| Work to be completed |
Write out every entry exactly as it appears.

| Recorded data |
....

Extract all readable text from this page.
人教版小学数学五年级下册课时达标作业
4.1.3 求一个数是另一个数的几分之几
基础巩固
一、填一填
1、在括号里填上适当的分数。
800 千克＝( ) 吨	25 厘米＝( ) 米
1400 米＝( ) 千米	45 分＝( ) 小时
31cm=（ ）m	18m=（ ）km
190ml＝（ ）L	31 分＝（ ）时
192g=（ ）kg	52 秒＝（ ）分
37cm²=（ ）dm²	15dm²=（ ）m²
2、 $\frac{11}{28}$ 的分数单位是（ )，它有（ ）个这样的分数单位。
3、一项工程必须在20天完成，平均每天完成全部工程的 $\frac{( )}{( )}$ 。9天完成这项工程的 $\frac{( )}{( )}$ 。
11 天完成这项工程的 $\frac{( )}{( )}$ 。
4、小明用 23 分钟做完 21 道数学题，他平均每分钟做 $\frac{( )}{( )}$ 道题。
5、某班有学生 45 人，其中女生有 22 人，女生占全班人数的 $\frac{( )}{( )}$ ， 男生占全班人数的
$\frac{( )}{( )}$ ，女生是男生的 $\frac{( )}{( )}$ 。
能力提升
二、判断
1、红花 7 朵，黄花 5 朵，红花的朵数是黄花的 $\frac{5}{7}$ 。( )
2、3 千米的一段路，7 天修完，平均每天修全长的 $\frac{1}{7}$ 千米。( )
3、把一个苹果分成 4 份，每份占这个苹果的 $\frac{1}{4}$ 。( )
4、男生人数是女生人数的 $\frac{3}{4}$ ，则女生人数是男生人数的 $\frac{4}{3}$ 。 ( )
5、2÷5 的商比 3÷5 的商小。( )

....

| Right answer |
Extract all readable text from this page.
人教版小学数学五年级下册课时达标作业
4.1.3 求一个数是另一个数的几分之几
基础巩固
一、填一填
1、在括号里填上适当的分数。
800 千克＝( ) 吨	25 厘米＝( ) 米
1400 米＝( ) 千米	45 分＝( ) 小时
31cm=（ ）m	18m=（ ）km
190ml＝（ ）L	31 分＝（ ）时
192g=（ ）kg	52 秒＝（ ）分
37cm²=（ ）dm²	15dm²=（ ）m²
2、 $\frac{11}{28}$ 的分数单位是（ )，它有（ ）个这样的分数单位。
3、一项工程必须在20天完成，平均每天完成全部工程的 $\frac{( )}{( )}$ 。9天完成这项工程的 $\frac{( )}{( )}$ 。
11 天完成这项工程的 $\frac{( )}{( )}$ 。
4、小明用 23 分钟做完 21 道数学题，他平均每分钟做 $\frac{( )}{( )}$ 道题。
5、某班有学生 45 人，其中女生有 22 人，女生占全班人数的 $\frac{( )}{( )}$ ， 男生占全班人数的
$\frac{( )}{( )}$ ，女生是男生的 $\frac{( )}{( )}$ 。
能力提升
二、判断
1、红花 7 朵，黄花 5 朵，红花的朵数是黄花的 $\frac{5}{7}$ 。( )
2、3 千米的一段路，7 天修完，平均每天修全长的 $\frac{1}{7}$ 千米。( )
3、把一个苹果分成 4 份，每份占这个苹果的 $\frac{1}{4}$ 。( )
4、男生人数是女生人数的 $\frac{3}{4}$ ，则女生人数是男生人数的 $\frac{4}{3}$ 。 ( )
5、2÷5 的商比 3÷5 的商小。( )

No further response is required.